= Exercise brief =
Omit the images, then output each of the records below exactly.

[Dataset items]
-*-*-

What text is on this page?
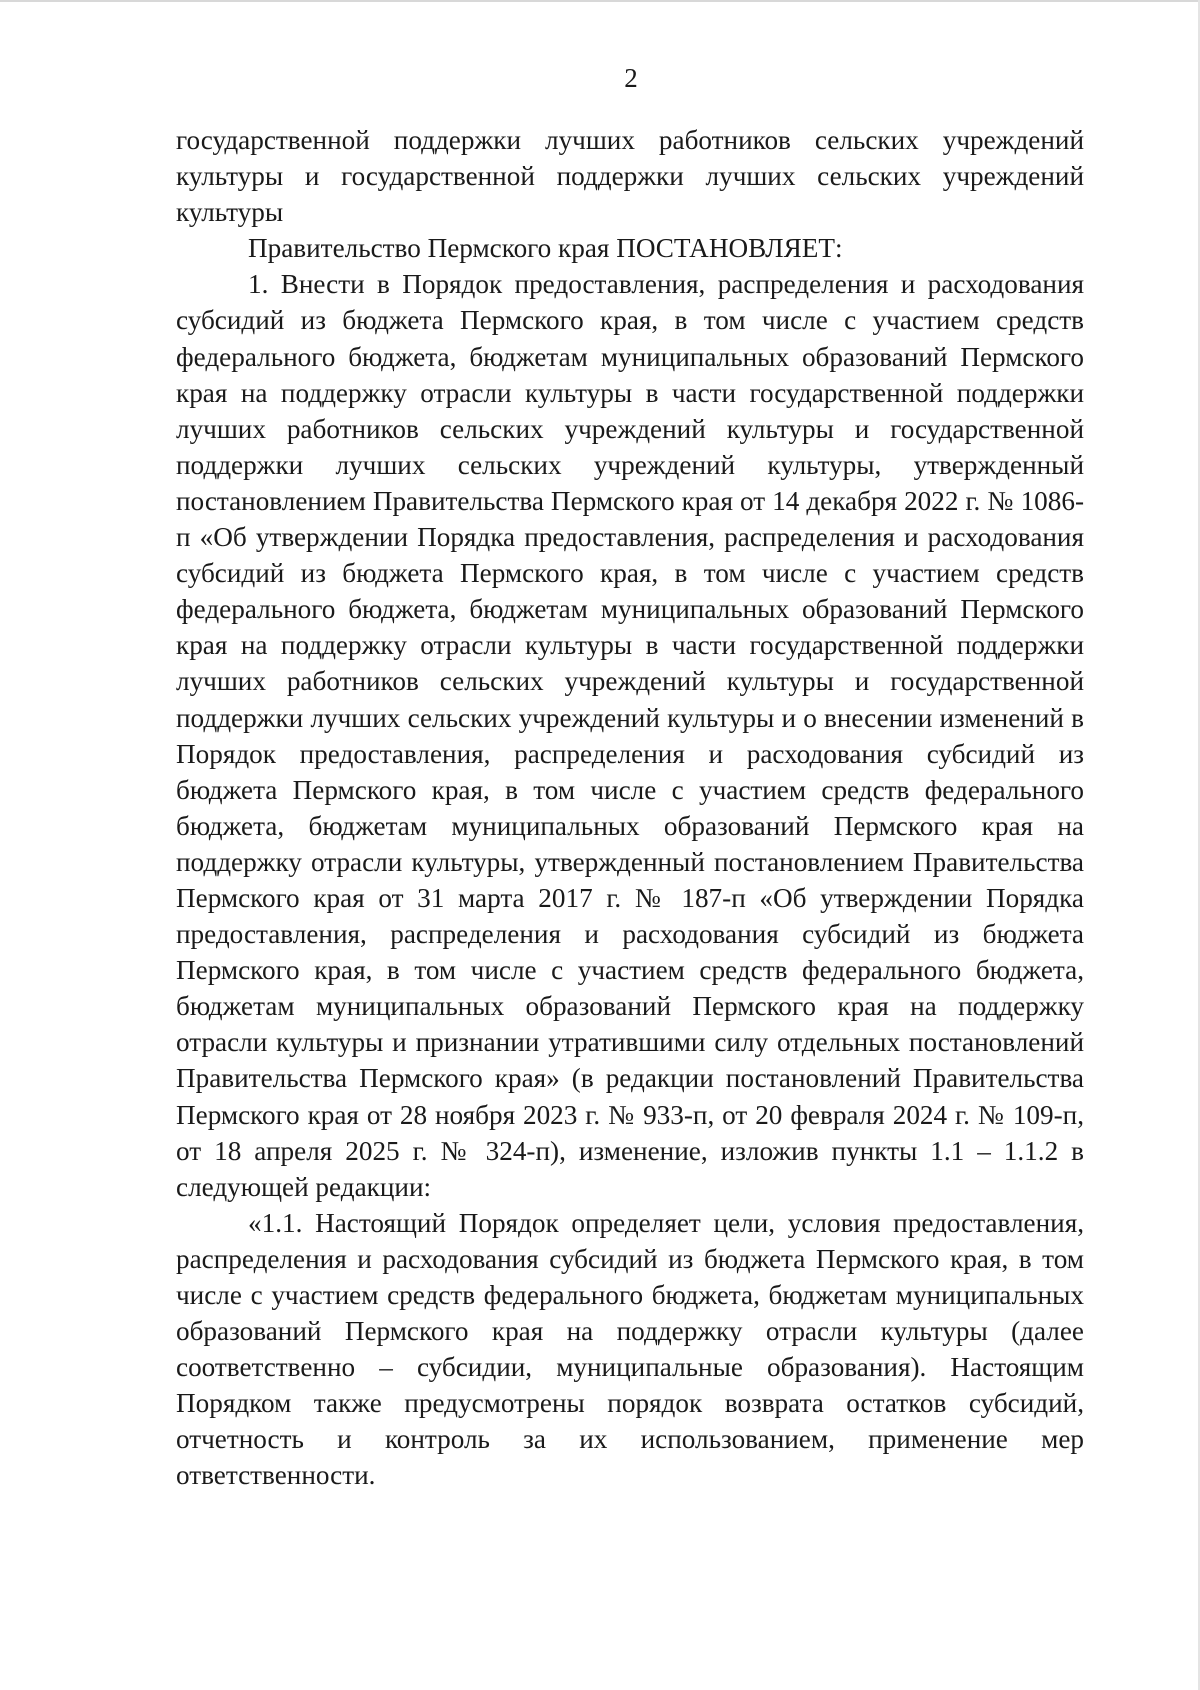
2

государственной поддержки лучших работников сельских учреждений культуры и государственной поддержки лучших сельских учреждений культуры

Правительство Пермского края ПОСТАНОВЛЯЕТ:

1. Внести в Порядок предоставления, распределения и расходования субсидий из бюджета Пермского края, в том числе с участием средств федерального бюджета, бюджетам муниципальных образований Пермского края на поддержку отрасли культуры в части государственной поддержки лучших работников сельских учреждений культуры и государственной поддержки лучших сельских учреждений культуры, утвержденный постановлением Правительства Пермского края от 14 декабря 2022 г. № 1086-п «Об утверждении Порядка предоставления, распределения и расходования субсидий из бюджета Пермского края, в том числе с участием средств федерального бюджета, бюджетам муниципальных образований Пермского края на поддержку отрасли культуры в части государственной поддержки лучших работников сельских учреждений культуры и государственной поддержки лучших сельских учреждений культуры и о внесении изменений в Порядок предоставления, распределения и расходования субсидий из бюджета Пермского края, в том числе с участием средств федерального бюджета, бюджетам муниципальных образований Пермского края на поддержку отрасли культуры, утвержденный постановлением Правительства Пермского края от 31 марта 2017 г. № 187-п «Об утверждении Порядка предоставления, распределения и расходования субсидий из бюджета Пермского края, в том числе с участием средств федерального бюджета, бюджетам муниципальных образований Пермского края на поддержку отрасли культуры и признании утратившими силу отдельных постановлений Правительства Пермского края» (в редакции постановлений Правительства Пермского края от 28 ноября 2023 г. № 933-п, от 20 февраля 2024 г. № 109-п, от 18 апреля 2025 г. № 324-п), изменение, изложив пункты 1.1 – 1.1.2 в следующей редакции:

«1.1. Настоящий Порядок определяет цели, условия предоставления, распределения и расходования субсидий из бюджета Пермского края, в том числе с участием средств федерального бюджета, бюджетам муниципальных образований Пермского края на поддержку отрасли культуры (далее соответственно – субсидии, муниципальные образования). Настоящим Порядком также предусмотрены порядок возврата остатков субсидий, отчетность и контроль за их использованием, применение мер ответственности.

-*-*-

= Response for this exercise =
What text is on this page?
2

государственной поддержки лучших работников сельских учреждений культуры и государственной поддержки лучших сельских учреждений культуры

Правительство Пермского края ПОСТАНОВЛЯЕТ:

1. Внести в Порядок предоставления, распределения и расходования субсидий из бюджета Пермского края, в том числе с участием средств федерального бюджета, бюджетам муниципальных образований Пермского края на поддержку отрасли культуры в части государственной поддержки лучших работников сельских учреждений культуры и государственной поддержки лучших сельских учреждений культуры, утвержденный постановлением Правительства Пермского края от 14 декабря 2022 г. № 1086-п «Об утверждении Порядка предоставления, распределения и расходования субсидий из бюджета Пермского края, в том числе с участием средств федерального бюджета, бюджетам муниципальных образований Пермского края на поддержку отрасли культуры в части государственной поддержки лучших работников сельских учреждений культуры и государственной поддержки лучших сельских учреждений культуры и о внесении изменений в Порядок предоставления, распределения и расходования субсидий из бюджета Пермского края, в том числе с участием средств федерального бюджета, бюджетам муниципальных образований Пермского края на поддержку отрасли культуры, утвержденный постановлением Правительства Пермского края от 31 марта 2017 г. № 187-п «Об утверждении Порядка предоставления, распределения и расходования субсидий из бюджета Пермского края, в том числе с участием средств федерального бюджета, бюджетам муниципальных образований Пермского края на поддержку отрасли культуры и признании утратившими силу отдельных постановлений Правительства Пермского края» (в редакции постановлений Правительства Пермского края от 28 ноября 2023 г. № 933-п, от 20 февраля 2024 г. № 109-п, от 18 апреля 2025 г. № 324-п), изменение, изложив пункты 1.1 – 1.1.2 в следующей редакции:

«1.1. Настоящий Порядок определяет цели, условия предоставления, распределения и расходования субсидий из бюджета Пермского края, в том числе с участием средств федерального бюджета, бюджетам муниципальных образований Пермского края на поддержку отрасли культуры (далее соответственно – субсидии, муниципальные образования). Настоящим Порядком также предусмотрены порядок возврата остатков субсидий, отчетность и контроль за их использованием, применение мер ответственности.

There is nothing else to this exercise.